** Task statement **
Determine the number of lines containing the word "JSON", and state that figure alone.

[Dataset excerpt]
* * * *
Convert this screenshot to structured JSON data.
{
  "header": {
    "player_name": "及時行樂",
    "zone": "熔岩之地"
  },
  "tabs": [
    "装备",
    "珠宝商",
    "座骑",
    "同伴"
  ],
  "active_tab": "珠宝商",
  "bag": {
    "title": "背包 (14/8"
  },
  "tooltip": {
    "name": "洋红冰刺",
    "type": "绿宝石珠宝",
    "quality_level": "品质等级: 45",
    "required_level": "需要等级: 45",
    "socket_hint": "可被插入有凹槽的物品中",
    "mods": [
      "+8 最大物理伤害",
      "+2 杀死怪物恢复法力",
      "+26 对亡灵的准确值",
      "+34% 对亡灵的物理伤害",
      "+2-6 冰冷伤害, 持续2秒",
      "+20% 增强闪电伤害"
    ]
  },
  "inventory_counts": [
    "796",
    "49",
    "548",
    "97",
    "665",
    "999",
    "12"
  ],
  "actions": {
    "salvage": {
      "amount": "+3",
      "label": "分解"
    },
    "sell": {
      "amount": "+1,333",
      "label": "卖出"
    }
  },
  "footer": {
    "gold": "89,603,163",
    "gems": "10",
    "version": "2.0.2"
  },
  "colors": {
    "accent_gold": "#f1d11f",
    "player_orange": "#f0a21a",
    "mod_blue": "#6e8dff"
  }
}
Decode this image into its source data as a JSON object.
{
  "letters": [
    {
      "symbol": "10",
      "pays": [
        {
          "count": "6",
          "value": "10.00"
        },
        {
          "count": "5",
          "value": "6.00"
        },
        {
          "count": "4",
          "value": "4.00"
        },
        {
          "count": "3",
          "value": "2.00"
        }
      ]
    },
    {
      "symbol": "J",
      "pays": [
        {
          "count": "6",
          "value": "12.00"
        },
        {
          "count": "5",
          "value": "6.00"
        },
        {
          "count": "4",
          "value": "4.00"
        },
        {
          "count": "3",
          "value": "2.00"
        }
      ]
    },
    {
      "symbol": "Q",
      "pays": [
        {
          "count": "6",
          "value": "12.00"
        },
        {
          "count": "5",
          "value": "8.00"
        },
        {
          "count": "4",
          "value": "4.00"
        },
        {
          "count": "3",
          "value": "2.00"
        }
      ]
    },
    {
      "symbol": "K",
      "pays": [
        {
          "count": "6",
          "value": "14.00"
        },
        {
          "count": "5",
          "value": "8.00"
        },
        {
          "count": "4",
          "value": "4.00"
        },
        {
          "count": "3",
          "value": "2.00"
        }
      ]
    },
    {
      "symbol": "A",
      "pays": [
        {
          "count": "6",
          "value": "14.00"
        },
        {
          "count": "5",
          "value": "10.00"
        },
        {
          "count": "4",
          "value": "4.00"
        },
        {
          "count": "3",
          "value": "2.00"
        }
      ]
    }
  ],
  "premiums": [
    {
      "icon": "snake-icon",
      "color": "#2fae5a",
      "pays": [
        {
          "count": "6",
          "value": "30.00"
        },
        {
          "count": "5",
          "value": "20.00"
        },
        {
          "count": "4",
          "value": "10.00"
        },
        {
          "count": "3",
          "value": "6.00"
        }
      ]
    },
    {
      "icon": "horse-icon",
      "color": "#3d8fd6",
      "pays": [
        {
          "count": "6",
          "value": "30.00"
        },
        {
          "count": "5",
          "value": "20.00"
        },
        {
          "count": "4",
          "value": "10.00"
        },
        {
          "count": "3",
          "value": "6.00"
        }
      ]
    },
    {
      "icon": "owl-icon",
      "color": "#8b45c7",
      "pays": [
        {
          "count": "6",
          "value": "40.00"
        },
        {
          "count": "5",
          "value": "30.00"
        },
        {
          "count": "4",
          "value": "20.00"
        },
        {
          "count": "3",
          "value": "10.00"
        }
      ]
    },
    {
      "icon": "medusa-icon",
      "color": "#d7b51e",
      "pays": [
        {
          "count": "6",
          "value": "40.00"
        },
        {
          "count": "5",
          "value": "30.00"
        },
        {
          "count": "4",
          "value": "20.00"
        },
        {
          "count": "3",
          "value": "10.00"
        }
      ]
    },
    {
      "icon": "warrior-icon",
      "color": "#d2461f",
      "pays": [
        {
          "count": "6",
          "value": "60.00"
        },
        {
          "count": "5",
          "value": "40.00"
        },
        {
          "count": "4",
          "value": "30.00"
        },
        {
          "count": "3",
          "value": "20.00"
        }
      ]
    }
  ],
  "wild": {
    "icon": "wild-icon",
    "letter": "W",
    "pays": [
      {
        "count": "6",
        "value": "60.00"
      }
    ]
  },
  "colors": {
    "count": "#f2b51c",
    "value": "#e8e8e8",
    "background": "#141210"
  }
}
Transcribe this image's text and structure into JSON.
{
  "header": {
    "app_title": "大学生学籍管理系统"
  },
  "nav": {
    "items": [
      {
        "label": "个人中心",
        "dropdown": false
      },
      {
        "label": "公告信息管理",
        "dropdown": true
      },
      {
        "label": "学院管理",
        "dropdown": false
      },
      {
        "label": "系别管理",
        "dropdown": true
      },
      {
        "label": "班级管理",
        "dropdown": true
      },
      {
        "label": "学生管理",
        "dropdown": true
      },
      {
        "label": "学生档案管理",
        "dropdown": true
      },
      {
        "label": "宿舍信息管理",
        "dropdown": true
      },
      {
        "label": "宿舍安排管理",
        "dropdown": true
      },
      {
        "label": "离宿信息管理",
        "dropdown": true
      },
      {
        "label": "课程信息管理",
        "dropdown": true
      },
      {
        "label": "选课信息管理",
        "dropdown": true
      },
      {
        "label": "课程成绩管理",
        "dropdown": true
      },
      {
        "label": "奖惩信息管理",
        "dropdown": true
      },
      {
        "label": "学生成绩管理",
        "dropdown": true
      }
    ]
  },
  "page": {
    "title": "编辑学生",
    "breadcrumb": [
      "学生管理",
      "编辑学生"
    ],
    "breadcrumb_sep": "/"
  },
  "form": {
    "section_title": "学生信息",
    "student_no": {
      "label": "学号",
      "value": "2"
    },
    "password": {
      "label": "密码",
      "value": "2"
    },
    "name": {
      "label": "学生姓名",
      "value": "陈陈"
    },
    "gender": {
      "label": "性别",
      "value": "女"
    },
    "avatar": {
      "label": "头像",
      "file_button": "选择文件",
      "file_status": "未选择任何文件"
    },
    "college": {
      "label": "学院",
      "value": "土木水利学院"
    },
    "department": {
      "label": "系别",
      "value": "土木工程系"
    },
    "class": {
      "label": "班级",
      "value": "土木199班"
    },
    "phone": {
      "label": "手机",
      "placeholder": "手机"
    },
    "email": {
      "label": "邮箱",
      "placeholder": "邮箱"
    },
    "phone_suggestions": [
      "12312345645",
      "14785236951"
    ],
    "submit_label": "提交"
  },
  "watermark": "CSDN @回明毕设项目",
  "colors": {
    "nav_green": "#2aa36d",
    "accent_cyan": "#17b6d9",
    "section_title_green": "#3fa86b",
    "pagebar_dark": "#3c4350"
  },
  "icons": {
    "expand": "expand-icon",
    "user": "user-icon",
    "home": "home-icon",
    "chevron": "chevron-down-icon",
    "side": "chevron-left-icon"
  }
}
* * * *
** Answer to this problem **
3